[Stored data]
— start —

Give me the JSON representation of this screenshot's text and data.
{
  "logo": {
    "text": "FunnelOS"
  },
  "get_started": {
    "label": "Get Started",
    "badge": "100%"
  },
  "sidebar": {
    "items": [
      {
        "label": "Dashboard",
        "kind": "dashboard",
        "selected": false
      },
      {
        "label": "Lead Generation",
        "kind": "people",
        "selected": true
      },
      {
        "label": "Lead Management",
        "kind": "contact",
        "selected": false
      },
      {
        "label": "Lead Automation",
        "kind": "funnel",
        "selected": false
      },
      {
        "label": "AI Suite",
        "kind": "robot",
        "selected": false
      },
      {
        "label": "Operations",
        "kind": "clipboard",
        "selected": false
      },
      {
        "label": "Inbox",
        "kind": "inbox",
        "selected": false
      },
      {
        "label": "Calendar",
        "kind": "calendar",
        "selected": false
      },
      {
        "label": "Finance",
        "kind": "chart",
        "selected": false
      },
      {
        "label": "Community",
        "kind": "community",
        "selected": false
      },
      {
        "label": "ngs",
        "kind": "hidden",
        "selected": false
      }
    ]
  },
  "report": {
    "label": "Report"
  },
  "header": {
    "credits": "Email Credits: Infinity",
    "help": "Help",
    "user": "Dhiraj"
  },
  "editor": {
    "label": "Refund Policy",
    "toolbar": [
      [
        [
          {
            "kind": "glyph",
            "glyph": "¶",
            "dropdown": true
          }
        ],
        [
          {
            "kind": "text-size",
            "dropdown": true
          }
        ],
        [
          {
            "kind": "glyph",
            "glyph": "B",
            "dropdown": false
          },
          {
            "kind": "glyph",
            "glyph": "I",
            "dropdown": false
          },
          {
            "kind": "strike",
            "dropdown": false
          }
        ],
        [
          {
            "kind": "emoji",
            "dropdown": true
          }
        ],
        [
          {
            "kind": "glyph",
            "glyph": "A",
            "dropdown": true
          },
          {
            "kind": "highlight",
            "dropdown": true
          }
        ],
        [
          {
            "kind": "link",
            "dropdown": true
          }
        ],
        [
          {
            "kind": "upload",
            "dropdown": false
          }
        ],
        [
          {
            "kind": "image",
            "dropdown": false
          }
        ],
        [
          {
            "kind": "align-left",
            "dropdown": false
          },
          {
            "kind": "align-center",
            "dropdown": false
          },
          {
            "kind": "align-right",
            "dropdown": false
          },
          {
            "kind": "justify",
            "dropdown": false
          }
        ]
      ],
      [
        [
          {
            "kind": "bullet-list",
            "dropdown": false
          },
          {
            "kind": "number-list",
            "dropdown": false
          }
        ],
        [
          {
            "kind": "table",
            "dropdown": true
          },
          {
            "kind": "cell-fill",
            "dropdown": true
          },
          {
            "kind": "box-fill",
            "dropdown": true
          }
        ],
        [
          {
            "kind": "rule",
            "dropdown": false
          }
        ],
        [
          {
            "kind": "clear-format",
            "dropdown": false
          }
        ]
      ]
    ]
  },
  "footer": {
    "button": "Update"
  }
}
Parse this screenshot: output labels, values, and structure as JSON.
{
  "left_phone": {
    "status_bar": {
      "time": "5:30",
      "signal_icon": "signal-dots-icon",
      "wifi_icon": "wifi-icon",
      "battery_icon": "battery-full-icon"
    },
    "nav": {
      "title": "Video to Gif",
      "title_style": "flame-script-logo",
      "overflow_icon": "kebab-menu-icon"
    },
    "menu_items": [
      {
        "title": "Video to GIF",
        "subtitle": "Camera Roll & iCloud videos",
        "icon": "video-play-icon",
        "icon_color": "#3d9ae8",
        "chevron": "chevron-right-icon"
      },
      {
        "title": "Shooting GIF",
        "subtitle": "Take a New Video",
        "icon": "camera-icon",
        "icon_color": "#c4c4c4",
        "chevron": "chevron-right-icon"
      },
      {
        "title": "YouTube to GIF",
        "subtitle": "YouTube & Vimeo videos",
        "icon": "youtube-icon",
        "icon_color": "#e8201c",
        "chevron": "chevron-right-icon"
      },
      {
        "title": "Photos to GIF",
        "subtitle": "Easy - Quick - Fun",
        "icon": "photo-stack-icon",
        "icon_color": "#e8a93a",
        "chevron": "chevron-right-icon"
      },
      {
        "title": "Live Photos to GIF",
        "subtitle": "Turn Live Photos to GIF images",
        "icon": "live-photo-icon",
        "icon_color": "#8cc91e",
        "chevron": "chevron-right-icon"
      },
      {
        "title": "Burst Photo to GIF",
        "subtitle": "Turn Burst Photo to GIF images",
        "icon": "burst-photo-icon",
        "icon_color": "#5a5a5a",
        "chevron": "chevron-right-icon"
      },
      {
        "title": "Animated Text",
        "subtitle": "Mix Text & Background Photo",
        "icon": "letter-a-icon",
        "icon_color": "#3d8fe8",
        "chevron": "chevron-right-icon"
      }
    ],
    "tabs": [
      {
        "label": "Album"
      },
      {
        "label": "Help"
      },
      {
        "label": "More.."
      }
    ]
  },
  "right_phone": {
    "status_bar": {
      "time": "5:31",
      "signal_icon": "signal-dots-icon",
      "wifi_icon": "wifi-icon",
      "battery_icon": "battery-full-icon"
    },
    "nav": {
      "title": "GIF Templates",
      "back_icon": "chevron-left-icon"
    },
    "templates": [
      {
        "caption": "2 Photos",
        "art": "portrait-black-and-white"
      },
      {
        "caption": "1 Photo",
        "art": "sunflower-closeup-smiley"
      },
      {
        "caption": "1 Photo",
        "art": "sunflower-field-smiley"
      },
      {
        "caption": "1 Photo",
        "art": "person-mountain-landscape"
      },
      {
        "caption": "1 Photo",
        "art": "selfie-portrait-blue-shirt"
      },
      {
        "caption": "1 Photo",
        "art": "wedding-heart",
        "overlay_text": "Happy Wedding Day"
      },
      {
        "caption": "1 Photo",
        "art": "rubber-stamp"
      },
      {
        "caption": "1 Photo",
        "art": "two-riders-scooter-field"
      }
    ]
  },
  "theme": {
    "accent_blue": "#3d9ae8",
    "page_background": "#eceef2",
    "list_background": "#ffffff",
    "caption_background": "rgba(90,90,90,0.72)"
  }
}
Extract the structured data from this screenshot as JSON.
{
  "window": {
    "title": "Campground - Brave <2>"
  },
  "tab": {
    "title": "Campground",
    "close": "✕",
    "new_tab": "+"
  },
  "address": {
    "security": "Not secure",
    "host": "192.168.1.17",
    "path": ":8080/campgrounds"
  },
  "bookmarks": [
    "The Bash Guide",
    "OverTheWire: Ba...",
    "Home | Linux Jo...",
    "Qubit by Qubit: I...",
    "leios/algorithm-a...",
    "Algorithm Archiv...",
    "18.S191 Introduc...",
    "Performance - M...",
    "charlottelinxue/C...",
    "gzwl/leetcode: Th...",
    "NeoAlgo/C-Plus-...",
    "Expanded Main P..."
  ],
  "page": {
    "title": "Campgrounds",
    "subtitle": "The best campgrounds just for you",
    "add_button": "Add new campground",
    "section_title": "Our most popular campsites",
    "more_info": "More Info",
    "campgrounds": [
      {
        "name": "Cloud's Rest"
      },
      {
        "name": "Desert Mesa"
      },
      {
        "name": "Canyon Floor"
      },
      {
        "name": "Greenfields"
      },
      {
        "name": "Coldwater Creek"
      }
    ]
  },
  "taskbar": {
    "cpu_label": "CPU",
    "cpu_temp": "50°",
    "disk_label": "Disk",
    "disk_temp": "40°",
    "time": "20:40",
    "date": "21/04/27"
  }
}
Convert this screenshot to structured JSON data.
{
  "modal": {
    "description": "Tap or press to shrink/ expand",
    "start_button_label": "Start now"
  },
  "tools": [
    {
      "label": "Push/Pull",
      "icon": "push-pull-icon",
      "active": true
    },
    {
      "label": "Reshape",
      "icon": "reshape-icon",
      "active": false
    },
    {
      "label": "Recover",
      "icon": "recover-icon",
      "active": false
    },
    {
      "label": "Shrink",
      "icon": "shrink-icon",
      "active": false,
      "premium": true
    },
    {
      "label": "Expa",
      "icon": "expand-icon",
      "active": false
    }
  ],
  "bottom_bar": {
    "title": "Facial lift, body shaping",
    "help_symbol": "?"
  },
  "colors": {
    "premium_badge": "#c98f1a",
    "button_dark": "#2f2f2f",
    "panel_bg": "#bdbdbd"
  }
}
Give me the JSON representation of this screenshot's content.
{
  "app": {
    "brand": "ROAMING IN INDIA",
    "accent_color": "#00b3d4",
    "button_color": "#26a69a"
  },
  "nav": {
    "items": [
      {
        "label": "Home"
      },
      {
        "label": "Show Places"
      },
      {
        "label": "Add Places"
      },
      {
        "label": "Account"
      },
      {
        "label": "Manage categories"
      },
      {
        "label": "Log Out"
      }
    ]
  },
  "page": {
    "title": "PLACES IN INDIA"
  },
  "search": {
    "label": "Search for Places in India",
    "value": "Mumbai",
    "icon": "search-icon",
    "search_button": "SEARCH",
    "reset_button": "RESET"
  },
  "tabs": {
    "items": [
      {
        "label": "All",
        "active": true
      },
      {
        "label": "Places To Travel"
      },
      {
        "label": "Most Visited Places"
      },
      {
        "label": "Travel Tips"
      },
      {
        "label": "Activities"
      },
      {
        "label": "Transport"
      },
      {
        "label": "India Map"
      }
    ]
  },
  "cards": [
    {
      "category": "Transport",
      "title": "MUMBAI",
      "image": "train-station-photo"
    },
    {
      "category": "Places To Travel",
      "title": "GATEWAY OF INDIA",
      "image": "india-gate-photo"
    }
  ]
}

— end —

REQUEST: Leave out every line without the string "portrait" and copy the rest.

RIGHT ANSWER:
        "art": "portrait-black-and-white"
        "art": "selfie-portrait-blue-shirt"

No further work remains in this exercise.